- TASK DIRECTIONS -
Extract the full set of records, then give each one again exactly.

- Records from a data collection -
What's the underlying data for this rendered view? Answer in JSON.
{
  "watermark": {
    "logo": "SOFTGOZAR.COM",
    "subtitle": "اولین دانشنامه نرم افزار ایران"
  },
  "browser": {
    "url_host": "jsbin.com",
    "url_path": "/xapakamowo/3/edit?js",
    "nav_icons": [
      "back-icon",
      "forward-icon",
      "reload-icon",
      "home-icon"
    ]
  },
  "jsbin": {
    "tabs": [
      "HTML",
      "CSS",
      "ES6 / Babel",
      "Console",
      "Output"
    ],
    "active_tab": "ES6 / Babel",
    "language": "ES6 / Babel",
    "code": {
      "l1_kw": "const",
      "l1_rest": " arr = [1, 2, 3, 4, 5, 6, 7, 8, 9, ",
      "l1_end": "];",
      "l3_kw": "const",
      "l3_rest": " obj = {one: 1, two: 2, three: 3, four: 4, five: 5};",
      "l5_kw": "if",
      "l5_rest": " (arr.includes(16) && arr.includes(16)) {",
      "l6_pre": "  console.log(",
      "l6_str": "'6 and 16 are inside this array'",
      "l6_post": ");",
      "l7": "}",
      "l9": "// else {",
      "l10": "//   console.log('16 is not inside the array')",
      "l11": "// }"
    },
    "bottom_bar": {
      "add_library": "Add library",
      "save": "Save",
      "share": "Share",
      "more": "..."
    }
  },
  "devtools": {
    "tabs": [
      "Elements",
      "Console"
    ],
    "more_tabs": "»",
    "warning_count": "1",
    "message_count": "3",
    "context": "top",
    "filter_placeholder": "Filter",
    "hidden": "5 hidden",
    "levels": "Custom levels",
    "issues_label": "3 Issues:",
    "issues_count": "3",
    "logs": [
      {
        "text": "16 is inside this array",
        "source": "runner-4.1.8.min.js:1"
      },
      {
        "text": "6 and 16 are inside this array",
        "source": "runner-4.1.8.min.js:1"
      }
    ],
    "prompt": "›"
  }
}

- EXERCISE SOLUTION -
What's the underlying data for this rendered view? Answer in JSON.
{
  "watermark": {
    "logo": "SOFTGOZAR.COM",
    "subtitle": "اولین دانشنامه نرم افزار ایران"
  },
  "browser": {
    "url_host": "jsbin.com",
    "url_path": "/xapakamowo/3/edit?js",
    "nav_icons": [
      "back-icon",
      "forward-icon",
      "reload-icon",
      "home-icon"
    ]
  },
  "jsbin": {
    "tabs": [
      "HTML",
      "CSS",
      "ES6 / Babel",
      "Console",
      "Output"
    ],
    "active_tab": "ES6 / Babel",
    "language": "ES6 / Babel",
    "code": {
      "l1_kw": "const",
      "l1_rest": " arr = [1, 2, 3, 4, 5, 6, 7, 8, 9, ",
      "l1_end": "];",
      "l3_kw": "const",
      "l3_rest": " obj = {one: 1, two: 2, three: 3, four: 4, five: 5};",
      "l5_kw": "if",
      "l5_rest": " (arr.includes(16) && arr.includes(16)) {",
      "l6_pre": "  console.log(",
      "l6_str": "'6 and 16 are inside this array'",
      "l6_post": ");",
      "l7": "}",
      "l9": "// else {",
      "l10": "//   console.log('16 is not inside the array')",
      "l11": "// }"
    },
    "bottom_bar": {
      "add_library": "Add library",
      "save": "Save",
      "share": "Share",
      "more": "..."
    }
  },
  "devtools": {
    "tabs": [
      "Elements",
      "Console"
    ],
    "more_tabs": "»",
    "warning_count": "1",
    "message_count": "3",
    "context": "top",
    "filter_placeholder": "Filter",
    "hidden": "5 hidden",
    "levels": "Custom levels",
    "issues_label": "3 Issues:",
    "issues_count": "3",
    "logs": [
      {
        "text": "16 is inside this array",
        "source": "runner-4.1.8.min.js:1"
      },
      {
        "text": "6 and 16 are inside this array",
        "source": "runner-4.1.8.min.js:1"
      }
    ],
    "prompt": "›"
  }
}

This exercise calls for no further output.